本文抜粋 ::
==============================
オバケは境界にいる?東京の異界を探すまち歩きへ
SHIBAURA HOUSEでは現在、nl/minatoの一環として、アーティストによるリサーチの視点や作品制作のプロセスを辿りながら、いつもとは異なる角度で地域を知るためのプロジェクトを佐藤朋子さんとともに計画しています。本格的に動き出すのは4月以降になりますが、1月7日(土)に、リサーチ活動の一環として妖怪研究者である廣田龍平さんと、麻布七不思議に関連する場所や、区内に多くある坂を巡りながら、異界を辿るまちあるきを行いました。

*がま池伝説:江戸時代、がま池は旗本・山崎治正の屋敷の敷地内にある大きな池でした。近隣で火事が起こったとき、池の主である大がまが口から水を吹きかけて類焼を防ぎ、山崎家の屋敷を守ったという伝説。
まずはじめに大都市の中で異界を探すコツとして、見聞きすることに加えて、人がいない様子を想像したり、時間が経っても守られ続けているその場所から何かを感じ取ることが大事だと教わりました。廣田さんによると、民俗学的には、オバケは間や境目などどっちつかずの曖昧なところに現れることが多いのだといいます。具体的には、時間的境界(昼から夜に移り変わる誰そ彼時や逢魔が時など)や、空間的境界(曲がり角や辻、谷間や峠の境など、先が見えないような場所や風の流れが乱れる場所)とのこと。また港区には公式なものだけでも87もの坂があり、狐坂や狸坂、暗闇坂など、オバケを連想させるような名前のものもあります。所々にそうした境界を見つけながら、十番稲荷神社から一本松、がま池、柳の井戸などを巡っていきました。
■建物に囲まれたがま池を探して
かつて500坪あったとされるがま池は、昭和期に埋め立てられ、現在はマンションの敷地内に一部が残っているものの、池を囲むように建物が建ち並んでいるため、案内板だけが道の途中にポツンと残されているような形になっていました。「存在しているのに見ることができない」もどかしさを抱えながら周辺を歩いていると、偶然に出会った近隣の方が、池が見えるスポットと昔の様子を話してくださいました。
==============================
データセットからの抜粋:
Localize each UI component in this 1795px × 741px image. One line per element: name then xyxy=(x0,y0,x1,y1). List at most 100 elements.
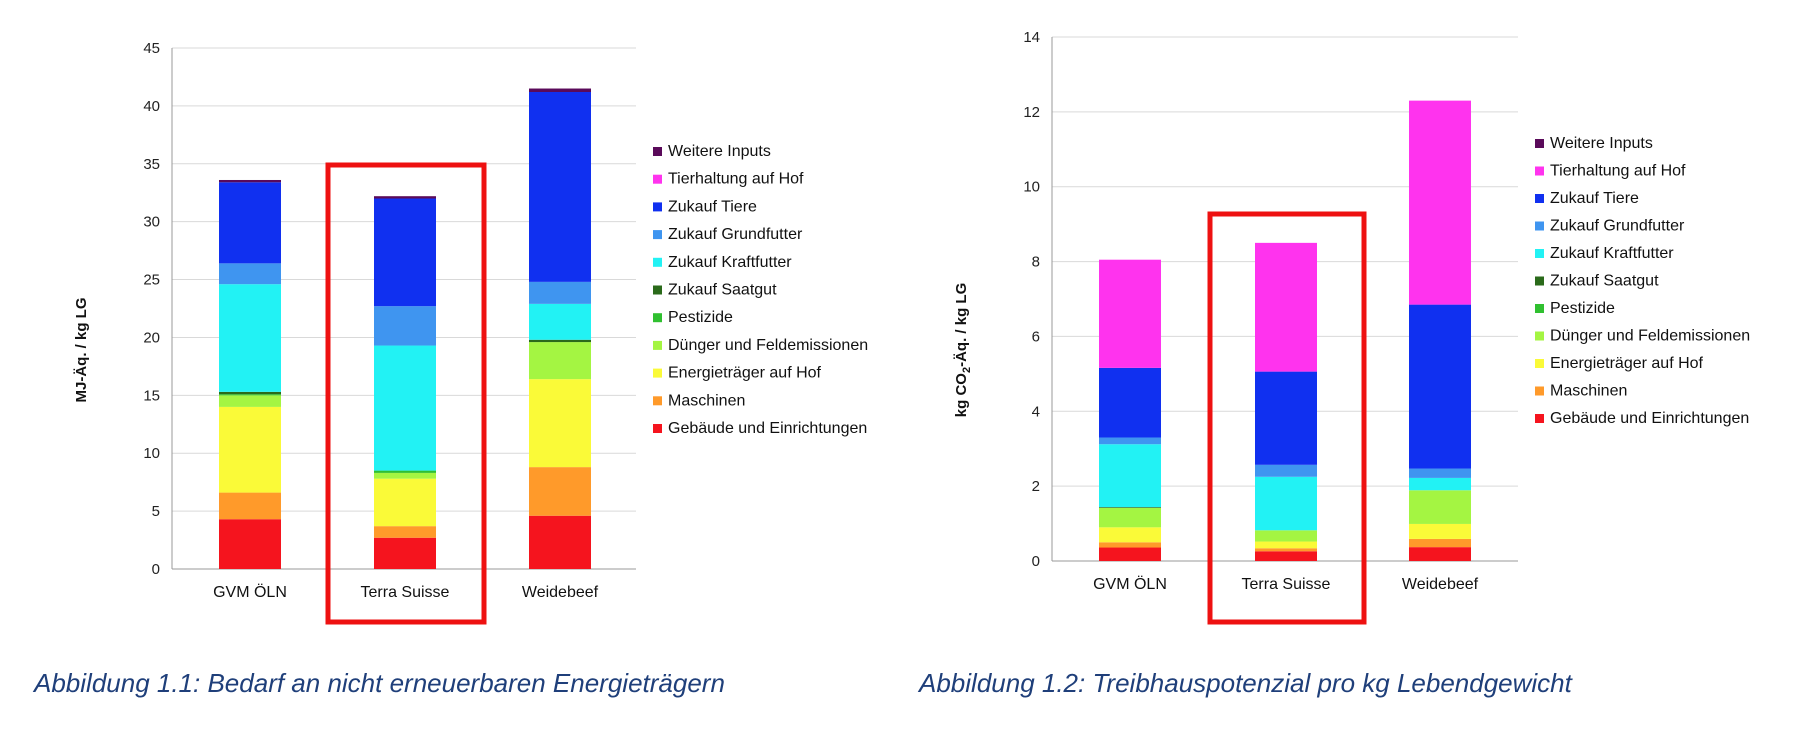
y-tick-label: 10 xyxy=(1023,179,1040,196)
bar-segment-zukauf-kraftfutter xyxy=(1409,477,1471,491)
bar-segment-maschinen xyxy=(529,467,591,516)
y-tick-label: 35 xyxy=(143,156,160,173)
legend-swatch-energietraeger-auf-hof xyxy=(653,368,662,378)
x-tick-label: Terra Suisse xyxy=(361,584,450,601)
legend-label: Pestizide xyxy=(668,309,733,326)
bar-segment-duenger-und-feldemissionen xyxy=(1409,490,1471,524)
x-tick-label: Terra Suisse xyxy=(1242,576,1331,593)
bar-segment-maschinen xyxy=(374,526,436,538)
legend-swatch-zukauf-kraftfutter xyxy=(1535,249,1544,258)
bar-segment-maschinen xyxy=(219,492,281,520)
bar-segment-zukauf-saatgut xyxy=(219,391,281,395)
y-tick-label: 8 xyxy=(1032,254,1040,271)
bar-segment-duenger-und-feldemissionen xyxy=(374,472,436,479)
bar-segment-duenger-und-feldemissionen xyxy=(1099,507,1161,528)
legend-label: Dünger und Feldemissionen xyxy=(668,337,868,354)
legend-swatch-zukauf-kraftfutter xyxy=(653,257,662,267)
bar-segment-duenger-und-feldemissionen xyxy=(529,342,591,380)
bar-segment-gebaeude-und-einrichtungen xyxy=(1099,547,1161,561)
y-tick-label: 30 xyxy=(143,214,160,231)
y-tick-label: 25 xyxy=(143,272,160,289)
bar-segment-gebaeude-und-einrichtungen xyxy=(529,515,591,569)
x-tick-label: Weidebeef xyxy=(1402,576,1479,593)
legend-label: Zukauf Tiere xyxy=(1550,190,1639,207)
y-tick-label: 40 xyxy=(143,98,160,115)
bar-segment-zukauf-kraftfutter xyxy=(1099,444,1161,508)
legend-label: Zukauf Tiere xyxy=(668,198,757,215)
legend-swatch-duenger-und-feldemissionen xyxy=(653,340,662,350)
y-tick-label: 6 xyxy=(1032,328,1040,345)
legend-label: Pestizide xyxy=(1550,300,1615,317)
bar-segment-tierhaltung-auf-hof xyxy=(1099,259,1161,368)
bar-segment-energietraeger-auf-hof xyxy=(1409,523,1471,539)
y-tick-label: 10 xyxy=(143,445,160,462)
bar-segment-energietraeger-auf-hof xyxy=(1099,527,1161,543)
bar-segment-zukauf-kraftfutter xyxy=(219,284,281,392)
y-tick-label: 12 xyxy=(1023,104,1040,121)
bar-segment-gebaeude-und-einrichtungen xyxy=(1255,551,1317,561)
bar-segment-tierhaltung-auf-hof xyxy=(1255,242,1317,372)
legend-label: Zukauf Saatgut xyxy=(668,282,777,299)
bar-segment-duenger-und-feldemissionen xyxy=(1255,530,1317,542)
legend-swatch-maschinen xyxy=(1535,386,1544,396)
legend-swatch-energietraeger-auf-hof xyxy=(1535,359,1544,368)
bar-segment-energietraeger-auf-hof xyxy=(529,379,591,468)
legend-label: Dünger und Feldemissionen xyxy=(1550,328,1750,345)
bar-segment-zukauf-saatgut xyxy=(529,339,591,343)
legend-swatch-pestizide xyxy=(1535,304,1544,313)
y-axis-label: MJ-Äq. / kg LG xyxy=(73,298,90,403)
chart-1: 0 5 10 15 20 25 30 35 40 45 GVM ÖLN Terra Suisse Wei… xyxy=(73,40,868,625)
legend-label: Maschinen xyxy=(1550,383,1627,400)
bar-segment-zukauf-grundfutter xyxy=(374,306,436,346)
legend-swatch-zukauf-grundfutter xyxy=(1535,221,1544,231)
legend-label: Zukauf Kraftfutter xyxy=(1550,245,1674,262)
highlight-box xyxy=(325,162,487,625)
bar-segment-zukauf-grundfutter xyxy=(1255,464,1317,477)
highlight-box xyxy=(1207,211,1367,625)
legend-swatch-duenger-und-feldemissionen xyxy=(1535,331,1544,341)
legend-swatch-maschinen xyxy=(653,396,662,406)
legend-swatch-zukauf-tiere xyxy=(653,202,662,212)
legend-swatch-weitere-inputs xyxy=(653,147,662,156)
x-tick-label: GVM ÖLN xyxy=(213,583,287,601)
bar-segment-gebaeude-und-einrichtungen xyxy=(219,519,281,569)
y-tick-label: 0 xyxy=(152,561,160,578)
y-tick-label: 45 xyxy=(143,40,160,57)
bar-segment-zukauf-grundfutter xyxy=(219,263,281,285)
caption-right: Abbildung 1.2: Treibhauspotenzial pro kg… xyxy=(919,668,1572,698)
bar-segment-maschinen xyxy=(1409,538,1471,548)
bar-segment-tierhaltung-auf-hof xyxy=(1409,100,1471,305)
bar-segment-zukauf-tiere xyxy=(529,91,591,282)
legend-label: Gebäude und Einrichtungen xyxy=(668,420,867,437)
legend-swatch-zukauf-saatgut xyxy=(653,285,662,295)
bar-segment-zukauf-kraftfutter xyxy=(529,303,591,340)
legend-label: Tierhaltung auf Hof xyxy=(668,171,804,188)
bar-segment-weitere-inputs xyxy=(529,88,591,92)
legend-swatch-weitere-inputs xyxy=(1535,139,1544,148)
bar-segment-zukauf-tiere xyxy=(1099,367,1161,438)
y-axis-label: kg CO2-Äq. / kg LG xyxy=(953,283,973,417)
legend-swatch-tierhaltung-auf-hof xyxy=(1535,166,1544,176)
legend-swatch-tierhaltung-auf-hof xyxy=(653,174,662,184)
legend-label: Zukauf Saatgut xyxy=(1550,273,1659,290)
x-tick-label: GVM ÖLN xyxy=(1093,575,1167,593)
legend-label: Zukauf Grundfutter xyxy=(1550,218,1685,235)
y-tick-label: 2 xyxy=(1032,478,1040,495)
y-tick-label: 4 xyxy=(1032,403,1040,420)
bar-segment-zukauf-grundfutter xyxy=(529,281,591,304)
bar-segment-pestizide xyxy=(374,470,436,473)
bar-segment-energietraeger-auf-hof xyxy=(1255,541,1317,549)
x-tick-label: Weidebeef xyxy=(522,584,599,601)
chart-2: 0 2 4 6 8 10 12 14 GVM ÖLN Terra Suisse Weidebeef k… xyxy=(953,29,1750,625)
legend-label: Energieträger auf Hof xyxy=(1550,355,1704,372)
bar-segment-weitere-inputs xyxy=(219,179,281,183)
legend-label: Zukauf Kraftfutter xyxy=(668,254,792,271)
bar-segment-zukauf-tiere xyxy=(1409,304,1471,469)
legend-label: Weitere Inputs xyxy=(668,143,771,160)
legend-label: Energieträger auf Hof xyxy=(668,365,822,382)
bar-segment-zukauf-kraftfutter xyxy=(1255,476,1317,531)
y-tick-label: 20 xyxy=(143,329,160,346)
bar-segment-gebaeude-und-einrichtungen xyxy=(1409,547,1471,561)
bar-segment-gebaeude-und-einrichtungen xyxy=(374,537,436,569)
==============================
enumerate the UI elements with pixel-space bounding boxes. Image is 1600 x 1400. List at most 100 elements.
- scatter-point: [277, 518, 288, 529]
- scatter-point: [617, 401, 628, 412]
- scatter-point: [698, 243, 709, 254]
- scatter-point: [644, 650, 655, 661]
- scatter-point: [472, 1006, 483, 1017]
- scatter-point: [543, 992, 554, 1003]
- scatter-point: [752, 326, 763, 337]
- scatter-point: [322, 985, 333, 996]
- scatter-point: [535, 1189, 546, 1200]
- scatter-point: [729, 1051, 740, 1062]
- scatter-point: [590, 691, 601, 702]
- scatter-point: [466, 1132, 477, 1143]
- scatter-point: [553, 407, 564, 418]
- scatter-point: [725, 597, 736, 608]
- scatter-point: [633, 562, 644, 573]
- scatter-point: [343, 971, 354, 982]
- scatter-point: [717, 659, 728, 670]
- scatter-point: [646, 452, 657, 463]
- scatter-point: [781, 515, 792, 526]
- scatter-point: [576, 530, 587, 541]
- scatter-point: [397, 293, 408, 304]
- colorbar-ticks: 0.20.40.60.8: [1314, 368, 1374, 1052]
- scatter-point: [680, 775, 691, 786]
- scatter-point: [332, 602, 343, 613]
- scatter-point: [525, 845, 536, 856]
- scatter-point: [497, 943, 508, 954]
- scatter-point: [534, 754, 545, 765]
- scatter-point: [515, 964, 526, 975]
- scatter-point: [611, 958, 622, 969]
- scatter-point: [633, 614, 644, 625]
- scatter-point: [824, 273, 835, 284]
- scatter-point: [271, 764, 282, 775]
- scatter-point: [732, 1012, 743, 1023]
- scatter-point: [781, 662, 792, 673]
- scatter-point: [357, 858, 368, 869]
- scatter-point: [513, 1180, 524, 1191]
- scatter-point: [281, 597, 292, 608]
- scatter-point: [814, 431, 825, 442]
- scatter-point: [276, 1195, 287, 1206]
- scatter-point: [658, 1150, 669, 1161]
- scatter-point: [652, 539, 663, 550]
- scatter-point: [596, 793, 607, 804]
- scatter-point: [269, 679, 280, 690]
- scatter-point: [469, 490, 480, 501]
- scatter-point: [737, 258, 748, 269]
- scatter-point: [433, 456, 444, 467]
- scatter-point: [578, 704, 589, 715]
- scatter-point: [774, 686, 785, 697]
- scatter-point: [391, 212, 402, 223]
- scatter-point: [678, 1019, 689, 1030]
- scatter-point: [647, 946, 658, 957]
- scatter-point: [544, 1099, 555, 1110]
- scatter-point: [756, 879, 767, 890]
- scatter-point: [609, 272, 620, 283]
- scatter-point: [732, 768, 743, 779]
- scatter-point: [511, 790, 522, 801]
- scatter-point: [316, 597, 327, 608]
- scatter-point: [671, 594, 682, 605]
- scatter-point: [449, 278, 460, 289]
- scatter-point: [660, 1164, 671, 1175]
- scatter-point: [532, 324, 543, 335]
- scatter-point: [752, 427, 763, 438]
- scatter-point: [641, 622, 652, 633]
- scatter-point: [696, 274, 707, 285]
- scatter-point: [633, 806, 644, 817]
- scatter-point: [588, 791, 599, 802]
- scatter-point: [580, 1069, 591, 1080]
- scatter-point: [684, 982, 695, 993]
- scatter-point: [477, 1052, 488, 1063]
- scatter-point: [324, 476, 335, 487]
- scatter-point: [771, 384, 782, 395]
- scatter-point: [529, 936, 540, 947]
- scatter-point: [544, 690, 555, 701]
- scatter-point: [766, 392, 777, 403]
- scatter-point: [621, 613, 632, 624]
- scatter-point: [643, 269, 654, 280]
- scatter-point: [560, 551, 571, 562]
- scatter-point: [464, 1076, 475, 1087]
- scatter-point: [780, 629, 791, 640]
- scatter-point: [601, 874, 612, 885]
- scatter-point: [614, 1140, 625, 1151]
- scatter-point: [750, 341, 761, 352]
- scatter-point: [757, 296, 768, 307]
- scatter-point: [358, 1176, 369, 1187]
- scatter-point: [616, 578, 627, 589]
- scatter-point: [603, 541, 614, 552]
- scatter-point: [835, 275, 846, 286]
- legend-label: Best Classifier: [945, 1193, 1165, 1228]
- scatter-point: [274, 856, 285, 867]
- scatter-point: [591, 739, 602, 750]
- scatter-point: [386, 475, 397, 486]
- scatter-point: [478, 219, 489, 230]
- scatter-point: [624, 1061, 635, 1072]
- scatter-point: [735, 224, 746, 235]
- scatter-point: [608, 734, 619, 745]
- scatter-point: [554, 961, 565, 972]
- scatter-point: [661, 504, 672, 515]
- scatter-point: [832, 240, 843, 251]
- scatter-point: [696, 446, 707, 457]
==============================
作業内容 ::
(a) 本文の「まずはじめに大都市の中で」で始まる段落を、主な事実を残したまま箇条書きに整理せよ。
(b) 本文の最後の文の後から、続きを書き進めてください。
上の行は使わなくてよい。

期待される出力 ::
(a)
- 大都市で異界を探すコツは、見聞きすることに加え、人がいない様子を想像し、時間が経っても守られ続けている場所から何かを感じ取ること。
- 廣田さんによると、民俗学的にはオバケは間や境目など、どっちつかずの曖昧なところに現れることが多い。
- 時間的境界:昼から夜に移り変わる誰そ彼時や逢魔が時など。
- 空間的境界:曲がり角、辻、谷間、峠の境など、先が見えない場所や風の流れが乱れる場所。
- 港区には公式なものだけで87の坂があり、狐坂、狸坂、暗闇坂などオバケを連想させる名前のものもある。
- 境界を見つけながら、十番稲荷神社から一本松、がま池、柳の井戸などを巡った。

(b)
(写真右)道端に突如現れた(ように見える)がま池の看板
■私もオバケになり得る?
まちあるきを一通り終えた後は、SHIBAURA HOUSEへ戻り、廣田さんのお話を聞いたりそれぞれが実際に歩いて感じたことを共有しました。その中で印象的だったのは、人間と反対のものがオバケなのだとしたら、他者との関係性の中で自分もオバケになり得るのではないか、という話。例えば、海外に行った時に初めて自分が「アジア人で母国語が日本語である女性」であることを認識するように、自分がそのコミュニティの中で異質な存在(=オバケ)であることに気づき、今まで見ていた世界が反転するような感覚は誰しも経験したことがあるはず。自分自身の揺らぎによって、自分ともう一人の自分とを行き来し、本来求めていたものや新たな発想に気づくことができるような可能性を感じ、同時にそうした視点は佐藤さんが取り組み続けている自身の作品『オバケ東京のためのインデックス』*にも通ずるものがあるように思いました。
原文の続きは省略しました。